- [Texto da página]:
★ ★ ★

O procurador-geral da República, Cláudio
Fonteles, em sua primeira sustentação
na Terceira Seção do STJ, afirmou
que o crime deveria ser federalizado em razão
de sua brutalidade e da incapacidade do Estado de
defender a vida da missionária, apesar de
manifestações pedindo sua proteção
feitas reiteradamente, mesmo pela Justiça
estadual.
Fonteles ressaltou a contradição entre
o manifesto do presidente do Tribunal de Justiça
do Estado do Pará (TJ-PA), que afirmou tratar-se
de "brutal assassinato da missionária"
e o fato de a primeira instância daquela mesma
Justiça ter recebido denúncia contra
Dorothy como mandante de uma quadrilha de assassinatos,
por fornecer alimentos a supostos criminosos.
O procurador do Estado do Pará Aluízio
Campos defendeu a manutenção da competência
da Justiça estadual sobre o caso. Campos
destacou que não se estavam avaliando as
qualidades da irmã ou a brutalidade do crime,
mas a incapacidade e inércia da Justiça
e da polícia locais para lidar com o caso.
Afirmou que todos os acusados já estão
presos e que o júri popular contra os acusados
está previsto para agosto deste ano.
Sustentou ainda o perigo na abertura de um precedente
de federalização e eventualmente internacionalização
de tais casos contra os direitos humanos, a instauração
de um juízo de exceção pela
violação do princípio do juiz
natural. Campos lembrou também que Dorothy
Stang fora acusada de porte ilegal de arma e auxílio
aos grupos criminosos.
Campos ressaltou que não há nenhum
pedido de intervenção federal contra
o Estado do Pará, que resgata seus precatórios
e cumpre a Lei de Responsabilidade Fiscal em dia,
o que demonstraria que o Estado não é
uma "terra sem lei". O Pará, afirmou,
tem todo o aparato para punir os assassinos.
O Voto
O ministro Arnaldo Esteves Lima, relator do caso,
inicialmente afastou as questões preliminares
contra o pedido de deslocamento de competência
pedido pelo Procurador-Geral da República.
Para o ministro, não há necessidade
de definição de quais seriam os crimes
que incorreriam em "grave violação
dos direitos humanos", já que todo homicídio
viola o direito maior da pessoa, qual seja, à
vida.
Ao mesmo tempo, não seria razoável
admitir que todos os crimes que tratem de violação
dos direitos humanos sejam deslocados para a Justiça
Federal, sob pena de inviabilizá-la esvaziando,
ao mesmo tempo, a Justiça Estadual. O próprio
constituinte, ao não defini-los, optou por
não restringir a alguns crimes os de "grave
violação aos direitos humanos".

★ ★ ★

- [Tarefa proposta]: Retome o texto sobre o caso Dorothy Stang a partir do ponto em que ele termina. As linhas a seguir não têm nenhuma relação com o texto sobre o caso Dorothy Stang.

- [Dados de origem]:

★ ★ ★

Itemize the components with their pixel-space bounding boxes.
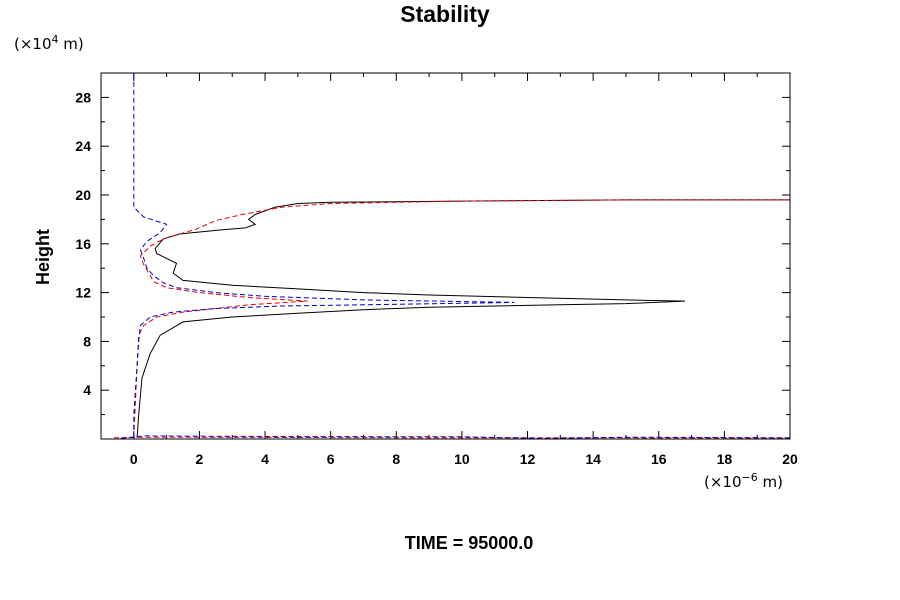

★ ★ ★

- [Resposta da tarefa]:
Também não haveria incompatibilidade
entre o dispositivo do incidente de deslocamento
de competência e a Constituição
Federal ou o Código de Processo Penal. O
paralelo seria o do desaforamento, já existente
anteriormente no ordenamento legal. O incidente,
uma mera inovação processual, teria
ainda aplicação imediata, não
exigindo regulamentação específica
(a chamada eficiência contida).
Elo fraco da corrente
No mérito, o relator listou as medidas adotadas
pela Justiça Estadual e as autoridades locais
para reagir de forma eficaz ao crime em questão.
A investigação e a denúncia
foram concluídas em tempo recorde, manifestando
a ausência do terceiro requisito autorizador
da federalização: a incapacidade do
Estado em cuidar do crime por descaso, desinteresse,
ausência de vontade política e a falta
de condições pessoais ou materiais,
entre outras.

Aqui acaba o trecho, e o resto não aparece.